____ THE INPUT
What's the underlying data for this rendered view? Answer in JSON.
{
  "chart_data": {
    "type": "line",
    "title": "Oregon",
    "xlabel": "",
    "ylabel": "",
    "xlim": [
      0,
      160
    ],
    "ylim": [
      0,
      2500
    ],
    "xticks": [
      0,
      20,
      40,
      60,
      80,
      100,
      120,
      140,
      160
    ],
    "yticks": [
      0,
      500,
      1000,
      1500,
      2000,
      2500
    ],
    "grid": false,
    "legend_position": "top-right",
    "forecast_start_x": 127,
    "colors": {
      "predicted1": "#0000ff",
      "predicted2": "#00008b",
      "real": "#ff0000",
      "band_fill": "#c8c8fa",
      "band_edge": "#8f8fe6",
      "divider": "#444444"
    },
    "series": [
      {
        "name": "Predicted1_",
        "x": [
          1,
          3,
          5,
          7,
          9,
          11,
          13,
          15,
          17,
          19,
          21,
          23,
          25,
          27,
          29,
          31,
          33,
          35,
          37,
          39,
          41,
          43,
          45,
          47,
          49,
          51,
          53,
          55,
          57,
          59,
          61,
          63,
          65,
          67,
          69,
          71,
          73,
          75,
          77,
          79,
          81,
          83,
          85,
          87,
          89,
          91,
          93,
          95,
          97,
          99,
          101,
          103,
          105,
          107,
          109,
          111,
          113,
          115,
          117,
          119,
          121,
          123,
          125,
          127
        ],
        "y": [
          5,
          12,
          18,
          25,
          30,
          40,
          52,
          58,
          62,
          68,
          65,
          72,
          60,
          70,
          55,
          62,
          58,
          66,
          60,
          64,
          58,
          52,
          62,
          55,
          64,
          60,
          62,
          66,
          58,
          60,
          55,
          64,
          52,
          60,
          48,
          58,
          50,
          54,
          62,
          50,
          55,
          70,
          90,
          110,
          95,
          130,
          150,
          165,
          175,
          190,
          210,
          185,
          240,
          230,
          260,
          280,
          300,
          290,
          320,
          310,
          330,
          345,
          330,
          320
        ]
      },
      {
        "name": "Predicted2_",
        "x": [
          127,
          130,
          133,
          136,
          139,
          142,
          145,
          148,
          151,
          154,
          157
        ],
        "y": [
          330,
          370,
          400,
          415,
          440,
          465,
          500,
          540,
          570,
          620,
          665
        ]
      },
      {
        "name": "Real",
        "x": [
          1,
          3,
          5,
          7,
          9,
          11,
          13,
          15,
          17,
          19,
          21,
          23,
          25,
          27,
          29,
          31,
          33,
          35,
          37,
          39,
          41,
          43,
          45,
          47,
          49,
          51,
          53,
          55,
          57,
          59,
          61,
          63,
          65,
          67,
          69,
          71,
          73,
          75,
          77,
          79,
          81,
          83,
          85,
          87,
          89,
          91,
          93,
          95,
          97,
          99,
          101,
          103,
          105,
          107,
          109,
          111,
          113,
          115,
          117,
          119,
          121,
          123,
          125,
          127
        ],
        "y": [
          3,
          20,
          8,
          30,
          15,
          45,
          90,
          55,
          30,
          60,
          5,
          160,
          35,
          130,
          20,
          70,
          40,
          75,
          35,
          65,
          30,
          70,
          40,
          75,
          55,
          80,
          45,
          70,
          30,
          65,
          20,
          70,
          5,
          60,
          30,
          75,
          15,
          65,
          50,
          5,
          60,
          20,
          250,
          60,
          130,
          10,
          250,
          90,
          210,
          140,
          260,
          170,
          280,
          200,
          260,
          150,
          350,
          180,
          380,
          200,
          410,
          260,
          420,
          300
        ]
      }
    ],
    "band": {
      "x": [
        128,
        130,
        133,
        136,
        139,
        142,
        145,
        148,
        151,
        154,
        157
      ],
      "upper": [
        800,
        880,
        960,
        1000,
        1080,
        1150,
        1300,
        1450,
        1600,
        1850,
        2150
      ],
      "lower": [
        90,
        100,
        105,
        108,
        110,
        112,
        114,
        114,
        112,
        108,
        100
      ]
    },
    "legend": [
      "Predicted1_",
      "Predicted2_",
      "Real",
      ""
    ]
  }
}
________
TASK PROMPT
Check every line for "name" and show the ones that have it.

ANSWER FOR THE TASK
        "name": "Predicted1_",
        "name": "Predicted2_",
        "name": "Real",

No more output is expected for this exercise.